## start

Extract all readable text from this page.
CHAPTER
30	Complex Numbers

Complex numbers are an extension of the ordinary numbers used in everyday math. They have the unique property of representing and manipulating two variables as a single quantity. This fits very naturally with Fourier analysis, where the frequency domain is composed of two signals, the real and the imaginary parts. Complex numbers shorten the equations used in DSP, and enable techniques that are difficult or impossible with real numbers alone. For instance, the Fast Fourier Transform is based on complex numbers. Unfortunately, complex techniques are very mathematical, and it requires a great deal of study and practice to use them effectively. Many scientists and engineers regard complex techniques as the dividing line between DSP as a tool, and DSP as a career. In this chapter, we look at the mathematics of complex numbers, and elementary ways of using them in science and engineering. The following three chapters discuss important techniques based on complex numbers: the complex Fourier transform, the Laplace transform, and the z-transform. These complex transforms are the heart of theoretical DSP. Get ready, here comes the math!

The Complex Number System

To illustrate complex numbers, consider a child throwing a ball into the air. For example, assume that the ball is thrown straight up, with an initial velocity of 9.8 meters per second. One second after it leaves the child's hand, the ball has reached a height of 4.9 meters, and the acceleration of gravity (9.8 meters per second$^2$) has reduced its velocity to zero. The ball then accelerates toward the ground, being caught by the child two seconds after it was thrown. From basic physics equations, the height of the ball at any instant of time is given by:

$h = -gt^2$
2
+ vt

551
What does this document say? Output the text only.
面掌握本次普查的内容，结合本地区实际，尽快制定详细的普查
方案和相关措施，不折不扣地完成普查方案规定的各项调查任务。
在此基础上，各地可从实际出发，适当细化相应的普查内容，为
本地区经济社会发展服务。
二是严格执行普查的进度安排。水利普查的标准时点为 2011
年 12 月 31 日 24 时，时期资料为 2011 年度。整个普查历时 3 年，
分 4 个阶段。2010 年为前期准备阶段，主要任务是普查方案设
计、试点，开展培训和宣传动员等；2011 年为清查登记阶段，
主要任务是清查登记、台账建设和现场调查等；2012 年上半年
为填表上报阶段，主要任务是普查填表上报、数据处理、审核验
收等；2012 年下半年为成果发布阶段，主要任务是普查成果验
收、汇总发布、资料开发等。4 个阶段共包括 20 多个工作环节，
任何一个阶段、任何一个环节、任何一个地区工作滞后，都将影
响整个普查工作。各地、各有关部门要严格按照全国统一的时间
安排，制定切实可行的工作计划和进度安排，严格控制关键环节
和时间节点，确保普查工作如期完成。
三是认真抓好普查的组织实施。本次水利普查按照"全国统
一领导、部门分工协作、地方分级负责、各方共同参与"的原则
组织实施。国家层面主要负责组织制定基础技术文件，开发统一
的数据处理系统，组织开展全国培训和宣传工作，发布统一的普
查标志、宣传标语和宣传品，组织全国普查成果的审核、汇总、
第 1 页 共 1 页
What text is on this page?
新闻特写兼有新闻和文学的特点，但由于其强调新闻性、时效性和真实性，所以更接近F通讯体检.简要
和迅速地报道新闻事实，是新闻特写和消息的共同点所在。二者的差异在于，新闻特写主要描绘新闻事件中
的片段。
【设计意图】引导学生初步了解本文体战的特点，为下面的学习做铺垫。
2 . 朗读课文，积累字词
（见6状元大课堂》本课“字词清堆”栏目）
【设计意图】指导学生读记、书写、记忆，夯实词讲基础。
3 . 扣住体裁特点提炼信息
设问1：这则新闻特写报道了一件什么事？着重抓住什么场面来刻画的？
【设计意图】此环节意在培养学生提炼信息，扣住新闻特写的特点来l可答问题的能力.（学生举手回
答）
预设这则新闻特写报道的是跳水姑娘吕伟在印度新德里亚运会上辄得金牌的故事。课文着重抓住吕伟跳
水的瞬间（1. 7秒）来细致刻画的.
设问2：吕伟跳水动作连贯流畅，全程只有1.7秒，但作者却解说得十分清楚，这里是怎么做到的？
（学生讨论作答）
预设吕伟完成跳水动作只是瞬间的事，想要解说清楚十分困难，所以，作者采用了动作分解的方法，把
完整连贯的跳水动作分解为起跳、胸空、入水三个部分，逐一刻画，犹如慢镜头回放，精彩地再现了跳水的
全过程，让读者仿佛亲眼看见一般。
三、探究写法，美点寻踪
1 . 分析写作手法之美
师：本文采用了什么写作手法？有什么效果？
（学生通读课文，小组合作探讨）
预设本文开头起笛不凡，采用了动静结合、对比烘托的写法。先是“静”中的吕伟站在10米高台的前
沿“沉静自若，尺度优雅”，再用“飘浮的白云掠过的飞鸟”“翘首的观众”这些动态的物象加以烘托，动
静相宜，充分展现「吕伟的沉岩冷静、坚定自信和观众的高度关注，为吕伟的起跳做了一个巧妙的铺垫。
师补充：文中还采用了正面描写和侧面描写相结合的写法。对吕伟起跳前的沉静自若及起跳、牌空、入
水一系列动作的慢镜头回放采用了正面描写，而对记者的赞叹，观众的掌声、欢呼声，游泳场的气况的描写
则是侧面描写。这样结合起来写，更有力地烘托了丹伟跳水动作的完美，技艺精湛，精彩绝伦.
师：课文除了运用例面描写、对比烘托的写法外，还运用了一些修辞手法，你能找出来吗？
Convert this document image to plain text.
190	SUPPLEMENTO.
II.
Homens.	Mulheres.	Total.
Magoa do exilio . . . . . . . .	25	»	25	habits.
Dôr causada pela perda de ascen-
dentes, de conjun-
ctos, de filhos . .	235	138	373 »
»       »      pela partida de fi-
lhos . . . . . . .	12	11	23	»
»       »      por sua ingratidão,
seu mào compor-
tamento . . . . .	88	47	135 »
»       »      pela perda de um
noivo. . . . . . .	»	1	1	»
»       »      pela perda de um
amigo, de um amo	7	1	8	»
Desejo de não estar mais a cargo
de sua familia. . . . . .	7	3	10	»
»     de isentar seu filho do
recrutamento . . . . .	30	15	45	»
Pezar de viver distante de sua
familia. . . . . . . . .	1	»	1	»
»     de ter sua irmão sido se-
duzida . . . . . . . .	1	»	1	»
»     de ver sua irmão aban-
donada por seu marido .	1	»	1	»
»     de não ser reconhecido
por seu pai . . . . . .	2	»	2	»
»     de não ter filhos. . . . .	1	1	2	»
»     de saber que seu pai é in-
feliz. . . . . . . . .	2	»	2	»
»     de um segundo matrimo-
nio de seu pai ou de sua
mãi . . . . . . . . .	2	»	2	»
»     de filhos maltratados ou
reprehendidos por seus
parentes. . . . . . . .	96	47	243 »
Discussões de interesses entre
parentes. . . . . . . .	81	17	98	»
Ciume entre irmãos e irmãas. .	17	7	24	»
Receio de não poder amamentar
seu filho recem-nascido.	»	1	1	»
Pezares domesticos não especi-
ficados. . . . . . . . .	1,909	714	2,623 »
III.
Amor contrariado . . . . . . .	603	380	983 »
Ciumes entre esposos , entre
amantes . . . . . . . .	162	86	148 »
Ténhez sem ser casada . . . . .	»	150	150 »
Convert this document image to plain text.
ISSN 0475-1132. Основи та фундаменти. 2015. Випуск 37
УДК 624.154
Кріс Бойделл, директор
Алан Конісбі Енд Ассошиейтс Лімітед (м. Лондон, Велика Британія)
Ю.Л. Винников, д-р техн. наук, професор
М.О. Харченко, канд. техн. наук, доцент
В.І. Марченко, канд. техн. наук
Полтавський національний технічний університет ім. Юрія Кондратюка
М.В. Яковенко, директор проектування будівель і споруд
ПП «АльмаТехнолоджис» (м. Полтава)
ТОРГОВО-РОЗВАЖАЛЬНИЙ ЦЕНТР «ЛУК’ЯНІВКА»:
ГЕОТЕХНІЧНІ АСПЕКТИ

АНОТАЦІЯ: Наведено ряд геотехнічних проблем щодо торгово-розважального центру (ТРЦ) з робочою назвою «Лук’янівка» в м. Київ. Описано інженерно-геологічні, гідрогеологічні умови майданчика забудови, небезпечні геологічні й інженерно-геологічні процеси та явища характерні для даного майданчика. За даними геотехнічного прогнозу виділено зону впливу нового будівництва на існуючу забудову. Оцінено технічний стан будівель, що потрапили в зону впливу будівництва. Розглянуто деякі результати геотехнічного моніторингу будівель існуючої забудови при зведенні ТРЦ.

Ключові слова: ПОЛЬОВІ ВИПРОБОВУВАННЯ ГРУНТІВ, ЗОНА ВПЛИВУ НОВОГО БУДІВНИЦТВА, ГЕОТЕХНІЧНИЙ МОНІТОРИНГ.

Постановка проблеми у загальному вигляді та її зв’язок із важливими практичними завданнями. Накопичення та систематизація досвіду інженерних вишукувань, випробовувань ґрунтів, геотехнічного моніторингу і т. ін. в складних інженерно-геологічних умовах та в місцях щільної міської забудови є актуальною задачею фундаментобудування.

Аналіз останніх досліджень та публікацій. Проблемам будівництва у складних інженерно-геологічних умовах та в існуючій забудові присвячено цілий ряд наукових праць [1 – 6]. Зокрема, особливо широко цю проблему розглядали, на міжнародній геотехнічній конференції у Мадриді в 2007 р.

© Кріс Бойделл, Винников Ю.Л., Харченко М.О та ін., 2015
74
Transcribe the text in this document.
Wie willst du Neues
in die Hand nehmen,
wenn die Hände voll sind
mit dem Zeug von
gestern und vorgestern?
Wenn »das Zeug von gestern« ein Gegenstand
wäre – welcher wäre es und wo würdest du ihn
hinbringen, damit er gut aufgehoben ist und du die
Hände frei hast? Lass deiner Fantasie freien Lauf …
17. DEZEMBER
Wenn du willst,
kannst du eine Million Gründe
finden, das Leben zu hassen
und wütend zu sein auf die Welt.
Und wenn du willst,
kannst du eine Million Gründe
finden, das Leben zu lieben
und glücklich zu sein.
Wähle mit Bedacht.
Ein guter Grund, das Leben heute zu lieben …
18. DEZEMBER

## end

▶ [Given task]: From the records above, how many lines include the word "умовах"? Only the number is wanted.

▶ [Worked answer]: 2